Description of the task
Look for "meta" in the listing below. Gather each line that contains it.
— BEGIN —
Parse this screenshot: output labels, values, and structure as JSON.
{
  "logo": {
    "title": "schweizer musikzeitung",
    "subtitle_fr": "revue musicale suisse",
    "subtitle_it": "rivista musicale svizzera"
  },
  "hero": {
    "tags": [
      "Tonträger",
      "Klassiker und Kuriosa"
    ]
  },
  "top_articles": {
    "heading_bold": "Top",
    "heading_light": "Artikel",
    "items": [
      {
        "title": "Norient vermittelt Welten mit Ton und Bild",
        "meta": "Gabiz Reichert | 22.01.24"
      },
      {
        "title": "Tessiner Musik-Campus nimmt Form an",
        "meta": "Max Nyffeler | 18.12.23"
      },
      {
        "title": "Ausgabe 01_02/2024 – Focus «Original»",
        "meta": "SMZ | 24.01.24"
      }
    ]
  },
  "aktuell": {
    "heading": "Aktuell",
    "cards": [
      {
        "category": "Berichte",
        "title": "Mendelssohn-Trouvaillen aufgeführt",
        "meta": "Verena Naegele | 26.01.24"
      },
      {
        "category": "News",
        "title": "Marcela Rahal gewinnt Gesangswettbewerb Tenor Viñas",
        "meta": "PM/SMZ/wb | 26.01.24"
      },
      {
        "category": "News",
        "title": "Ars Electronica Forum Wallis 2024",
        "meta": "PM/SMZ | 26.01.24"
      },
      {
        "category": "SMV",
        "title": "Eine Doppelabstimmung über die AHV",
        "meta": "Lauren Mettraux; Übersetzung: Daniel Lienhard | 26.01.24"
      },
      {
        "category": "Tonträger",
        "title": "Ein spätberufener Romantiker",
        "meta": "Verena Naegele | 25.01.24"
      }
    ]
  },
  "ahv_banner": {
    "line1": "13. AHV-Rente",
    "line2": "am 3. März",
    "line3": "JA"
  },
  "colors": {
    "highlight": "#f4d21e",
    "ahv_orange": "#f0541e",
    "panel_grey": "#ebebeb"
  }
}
— END —
Correct answer
        "meta": "Gabiz Reichert | 22.01.24"
        "meta": "Max Nyffeler | 18.12.23"
        "meta": "SMZ | 24.01.24"
        "meta": "Verena Naegele | 26.01.24"
        "meta": "PM/SMZ/wb | 26.01.24"
        "meta": "PM/SMZ | 26.01.24"
        "meta": "Lauren Mettraux; Übersetzung: Daniel Lienhard | 26.01.24"
        "meta": "Verena Naegele | 25.01.24"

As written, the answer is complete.